Challenge. Could you reproduce every one of the records below word for word, with no changes?

Records supplied.
------------------------

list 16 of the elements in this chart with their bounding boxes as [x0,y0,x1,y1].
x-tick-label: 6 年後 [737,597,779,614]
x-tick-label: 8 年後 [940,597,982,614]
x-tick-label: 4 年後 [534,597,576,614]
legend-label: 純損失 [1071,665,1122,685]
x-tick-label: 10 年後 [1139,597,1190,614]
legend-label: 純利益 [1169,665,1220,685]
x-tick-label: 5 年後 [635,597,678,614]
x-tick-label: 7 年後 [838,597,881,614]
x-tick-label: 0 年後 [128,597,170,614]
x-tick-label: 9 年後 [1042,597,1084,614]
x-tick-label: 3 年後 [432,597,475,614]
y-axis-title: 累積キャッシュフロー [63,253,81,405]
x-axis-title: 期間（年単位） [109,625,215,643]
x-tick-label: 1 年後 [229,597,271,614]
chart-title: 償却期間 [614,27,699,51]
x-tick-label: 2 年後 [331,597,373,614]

------------------------

Expected answer.
list 16 of the elements in this chart with their bounding boxes as [x0,y0,x1,y1].
x-tick-label: 6 年後 [737,597,779,614]
x-tick-label: 8 年後 [940,597,982,614]
x-tick-label: 4 年後 [534,597,576,614]
legend-label: 純損失 [1071,665,1122,685]
x-tick-label: 10 年後 [1139,597,1190,614]
legend-label: 純利益 [1169,665,1220,685]
x-tick-label: 5 年後 [635,597,678,614]
x-tick-label: 7 年後 [838,597,881,614]
x-tick-label: 0 年後 [128,597,170,614]
x-tick-label: 9 年後 [1042,597,1084,614]
x-tick-label: 3 年後 [432,597,475,614]
y-axis-title: 累積キャッシュフロー [63,253,81,405]
x-axis-title: 期間（年単位） [109,625,215,643]
x-tick-label: 1 年後 [229,597,271,614]
chart-title: 償却期間 [614,27,699,51]
x-tick-label: 2 年後 [331,597,373,614]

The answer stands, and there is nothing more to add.